(Figure contents as structured data)
---+---

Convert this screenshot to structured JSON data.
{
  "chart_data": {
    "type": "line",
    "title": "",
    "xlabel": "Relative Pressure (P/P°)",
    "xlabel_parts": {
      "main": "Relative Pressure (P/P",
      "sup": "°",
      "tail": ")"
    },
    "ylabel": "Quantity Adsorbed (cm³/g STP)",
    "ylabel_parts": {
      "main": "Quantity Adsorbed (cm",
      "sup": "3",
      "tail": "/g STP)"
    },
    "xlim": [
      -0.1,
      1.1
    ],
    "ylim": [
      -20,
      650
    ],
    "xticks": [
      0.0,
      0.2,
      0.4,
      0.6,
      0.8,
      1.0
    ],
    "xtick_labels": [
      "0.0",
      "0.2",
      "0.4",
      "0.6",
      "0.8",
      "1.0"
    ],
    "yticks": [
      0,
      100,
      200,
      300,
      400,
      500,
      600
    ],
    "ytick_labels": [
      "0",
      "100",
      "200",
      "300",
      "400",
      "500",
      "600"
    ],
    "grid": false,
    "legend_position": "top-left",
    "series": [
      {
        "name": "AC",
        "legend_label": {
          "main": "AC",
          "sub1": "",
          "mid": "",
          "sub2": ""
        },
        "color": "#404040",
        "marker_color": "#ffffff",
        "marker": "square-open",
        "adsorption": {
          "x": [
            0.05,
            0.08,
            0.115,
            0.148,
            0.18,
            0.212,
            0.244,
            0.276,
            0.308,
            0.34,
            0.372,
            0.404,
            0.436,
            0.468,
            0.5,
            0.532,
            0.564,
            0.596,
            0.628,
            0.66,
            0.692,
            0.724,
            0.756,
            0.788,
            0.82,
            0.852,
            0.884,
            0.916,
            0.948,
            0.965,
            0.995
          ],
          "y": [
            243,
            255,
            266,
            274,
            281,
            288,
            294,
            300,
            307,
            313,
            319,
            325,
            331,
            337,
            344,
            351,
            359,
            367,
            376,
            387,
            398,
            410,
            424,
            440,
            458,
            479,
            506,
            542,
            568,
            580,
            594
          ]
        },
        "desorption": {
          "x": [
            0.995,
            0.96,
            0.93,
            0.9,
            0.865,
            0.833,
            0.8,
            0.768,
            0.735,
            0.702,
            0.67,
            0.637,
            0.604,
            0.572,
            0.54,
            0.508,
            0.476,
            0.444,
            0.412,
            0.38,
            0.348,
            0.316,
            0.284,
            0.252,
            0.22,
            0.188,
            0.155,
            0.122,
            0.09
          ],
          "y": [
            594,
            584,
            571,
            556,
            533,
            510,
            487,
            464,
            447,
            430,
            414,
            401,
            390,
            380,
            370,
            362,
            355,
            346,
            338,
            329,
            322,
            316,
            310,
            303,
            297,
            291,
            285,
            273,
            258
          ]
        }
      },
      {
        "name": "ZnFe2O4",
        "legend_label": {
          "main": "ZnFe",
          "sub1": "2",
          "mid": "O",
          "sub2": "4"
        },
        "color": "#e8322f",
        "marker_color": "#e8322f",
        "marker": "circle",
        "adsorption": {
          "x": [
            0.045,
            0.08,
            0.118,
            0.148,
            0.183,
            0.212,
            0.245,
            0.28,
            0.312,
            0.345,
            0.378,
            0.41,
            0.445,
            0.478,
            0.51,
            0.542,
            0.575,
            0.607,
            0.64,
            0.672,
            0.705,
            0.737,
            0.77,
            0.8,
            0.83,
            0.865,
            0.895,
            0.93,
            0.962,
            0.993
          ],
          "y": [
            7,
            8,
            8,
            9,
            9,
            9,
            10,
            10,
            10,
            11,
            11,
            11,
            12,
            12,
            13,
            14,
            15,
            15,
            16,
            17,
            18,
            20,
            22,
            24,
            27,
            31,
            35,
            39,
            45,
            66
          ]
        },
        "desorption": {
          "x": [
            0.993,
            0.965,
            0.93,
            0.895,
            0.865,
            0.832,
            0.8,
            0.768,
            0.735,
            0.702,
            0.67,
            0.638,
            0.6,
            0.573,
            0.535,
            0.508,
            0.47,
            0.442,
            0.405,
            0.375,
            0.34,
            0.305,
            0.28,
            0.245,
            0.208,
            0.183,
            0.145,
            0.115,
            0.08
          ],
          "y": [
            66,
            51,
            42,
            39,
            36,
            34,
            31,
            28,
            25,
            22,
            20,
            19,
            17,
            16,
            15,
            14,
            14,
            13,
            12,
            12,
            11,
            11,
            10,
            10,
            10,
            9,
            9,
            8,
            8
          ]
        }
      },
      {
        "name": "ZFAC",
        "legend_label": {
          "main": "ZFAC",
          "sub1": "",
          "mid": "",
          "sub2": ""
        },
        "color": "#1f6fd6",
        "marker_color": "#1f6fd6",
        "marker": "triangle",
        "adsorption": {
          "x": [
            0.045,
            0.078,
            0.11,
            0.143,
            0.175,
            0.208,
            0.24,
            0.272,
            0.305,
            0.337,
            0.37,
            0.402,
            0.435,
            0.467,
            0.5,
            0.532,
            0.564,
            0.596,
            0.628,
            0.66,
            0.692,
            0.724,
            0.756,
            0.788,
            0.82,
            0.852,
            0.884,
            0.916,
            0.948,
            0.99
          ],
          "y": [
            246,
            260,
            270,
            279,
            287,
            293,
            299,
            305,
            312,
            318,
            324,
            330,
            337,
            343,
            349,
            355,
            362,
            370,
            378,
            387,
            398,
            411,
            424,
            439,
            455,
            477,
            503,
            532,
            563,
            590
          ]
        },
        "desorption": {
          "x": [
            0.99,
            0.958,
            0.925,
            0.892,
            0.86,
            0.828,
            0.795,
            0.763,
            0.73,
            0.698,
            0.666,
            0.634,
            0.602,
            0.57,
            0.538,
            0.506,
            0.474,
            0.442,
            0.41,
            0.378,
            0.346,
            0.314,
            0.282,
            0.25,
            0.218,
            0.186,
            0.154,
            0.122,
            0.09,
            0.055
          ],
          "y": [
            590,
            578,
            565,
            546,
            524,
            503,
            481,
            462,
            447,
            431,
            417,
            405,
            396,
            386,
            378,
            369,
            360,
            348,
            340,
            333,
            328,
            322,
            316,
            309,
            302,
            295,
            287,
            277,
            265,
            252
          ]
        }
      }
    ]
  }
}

---+---

* [Goal of the exercise]:
Write out the entries above word for word.

* [Complete output]:
Convert this screenshot to structured JSON data.
{
  "chart_data": {
    "type": "line",
    "title": "",
    "xlabel": "Relative Pressure (P/P°)",
    "xlabel_parts": {
      "main": "Relative Pressure (P/P",
      "sup": "°",
      "tail": ")"
    },
    "ylabel": "Quantity Adsorbed (cm³/g STP)",
    "ylabel_parts": {
      "main": "Quantity Adsorbed (cm",
      "sup": "3",
      "tail": "/g STP)"
    },
    "xlim": [
      -0.1,
      1.1
    ],
    "ylim": [
      -20,
      650
    ],
    "xticks": [
      0.0,
      0.2,
      0.4,
      0.6,
      0.8,
      1.0
    ],
    "xtick_labels": [
      "0.0",
      "0.2",
      "0.4",
      "0.6",
      "0.8",
      "1.0"
    ],
    "yticks": [
      0,
      100,
      200,
      300,
      400,
      500,
      600
    ],
    "ytick_labels": [
      "0",
      "100",
      "200",
      "300",
      "400",
      "500",
      "600"
    ],
    "grid": false,
    "legend_position": "top-left",
    "series": [
      {
        "name": "AC",
        "legend_label": {
          "main": "AC",
          "sub1": "",
          "mid": "",
          "sub2": ""
        },
        "color": "#404040",
        "marker_color": "#ffffff",
        "marker": "square-open",
        "adsorption": {
          "x": [
            0.05,
            0.08,
            0.115,
            0.148,
            0.18,
            0.212,
            0.244,
            0.276,
            0.308,
            0.34,
            0.372,
            0.404,
            0.436,
            0.468,
            0.5,
            0.532,
            0.564,
            0.596,
            0.628,
            0.66,
            0.692,
            0.724,
            0.756,
            0.788,
            0.82,
            0.852,
            0.884,
            0.916,
            0.948,
            0.965,
            0.995
          ],
          "y": [
            243,
            255,
            266,
            274,
            281,
            288,
            294,
            300,
            307,
            313,
            319,
            325,
            331,
            337,
            344,
            351,
            359,
            367,
            376,
            387,
            398,
            410,
            424,
            440,
            458,
            479,
            506,
            542,
            568,
            580,
            594
          ]
        },
        "desorption": {
          "x": [
            0.995,
            0.96,
            0.93,
            0.9,
            0.865,
            0.833,
            0.8,
            0.768,
            0.735,
            0.702,
            0.67,
            0.637,
            0.604,
            0.572,
            0.54,
            0.508,
            0.476,
            0.444,
            0.412,
            0.38,
            0.348,
            0.316,
            0.284,
            0.252,
            0.22,
            0.188,
            0.155,
            0.122,
            0.09
          ],
          "y": [
            594,
            584,
            571,
            556,
            533,
            510,
            487,
            464,
            447,
            430,
            414,
            401,
            390,
            380,
            370,
            362,
            355,
            346,
            338,
            329,
            322,
            316,
            310,
            303,
            297,
            291,
            285,
            273,
            258
          ]
        }
      },
      {
        "name": "ZnFe2O4",
        "legend_label": {
          "main": "ZnFe",
          "sub1": "2",
          "mid": "O",
          "sub2": "4"
        },
        "color": "#e8322f",
        "marker_color": "#e8322f",
        "marker": "circle",
        "adsorption": {
          "x": [
            0.045,
            0.08,
            0.118,
            0.148,
            0.183,
            0.212,
            0.245,
            0.28,
            0.312,
            0.345,
            0.378,
            0.41,
            0.445,
            0.478,
            0.51,
            0.542,
            0.575,
            0.607,
            0.64,
            0.672,
            0.705,
            0.737,
            0.77,
            0.8,
            0.83,
            0.865,
            0.895,
            0.93,
            0.962,
            0.993
          ],
          "y": [
            7,
            8,
            8,
            9,
            9,
            9,
            10,
            10,
            10,
            11,
            11,
            11,
            12,
            12,
            13,
            14,
            15,
            15,
            16,
            17,
            18,
            20,
            22,
            24,
            27,
            31,
            35,
            39,
            45,
            66
          ]
        },
        "desorption": {
          "x": [
            0.993,
            0.965,
            0.93,
            0.895,
            0.865,
            0.832,
            0.8,
            0.768,
            0.735,
            0.702,
            0.67,
            0.638,
            0.6,
            0.573,
            0.535,
            0.508,
            0.47,
            0.442,
            0.405,
            0.375,
            0.34,
            0.305,
            0.28,
            0.245,
            0.208,
            0.183,
            0.145,
            0.115,
            0.08
          ],
          "y": [
            66,
            51,
            42,
            39,
            36,
            34,
            31,
            28,
            25,
            22,
            20,
            19,
            17,
            16,
            15,
            14,
            14,
            13,
            12,
            12,
            11,
            11,
            10,
            10,
            10,
            9,
            9,
            8,
            8
          ]
        }
      },
      {
        "name": "ZFAC",
        "legend_label": {
          "main": "ZFAC",
          "sub1": "",
          "mid": "",
          "sub2": ""
        },
        "color": "#1f6fd6",
        "marker_color": "#1f6fd6",
        "marker": "triangle",
        "adsorption": {
          "x": [
            0.045,
            0.078,
            0.11,
            0.143,
            0.175,
            0.208,
            0.24,
            0.272,
            0.305,
            0.337,
            0.37,
            0.402,
            0.435,
            0.467,
            0.5,
            0.532,
            0.564,
            0.596,
            0.628,
            0.66,
            0.692,
            0.724,
            0.756,
            0.788,
            0.82,
            0.852,
            0.884,
            0.916,
            0.948,
            0.99
          ],
          "y": [
            246,
            260,
            270,
            279,
            287,
            293,
            299,
            305,
            312,
            318,
            324,
            330,
            337,
            343,
            349,
            355,
            362,
            370,
            378,
            387,
            398,
            411,
            424,
            439,
            455,
            477,
            503,
            532,
            563,
            590
          ]
        },
        "desorption": {
          "x": [
            0.99,
            0.958,
            0.925,
            0.892,
            0.86,
            0.828,
            0.795,
            0.763,
            0.73,
            0.698,
            0.666,
            0.634,
            0.602,
            0.57,
            0.538,
            0.506,
            0.474,
            0.442,
            0.41,
            0.378,
            0.346,
            0.314,
            0.282,
            0.25,
            0.218,
            0.186,
            0.154,
            0.122,
            0.09,
            0.055
          ],
          "y": [
            590,
            578,
            565,
            546,
            524,
            503,
            481,
            462,
            447,
            431,
            417,
            405,
            396,
            386,
            378,
            369,
            360,
            348,
            340,
            333,
            328,
            322,
            316,
            309,
            302,
            295,
            287,
            277,
            265,
            252
          ]
        }
      }
    ]
  }
}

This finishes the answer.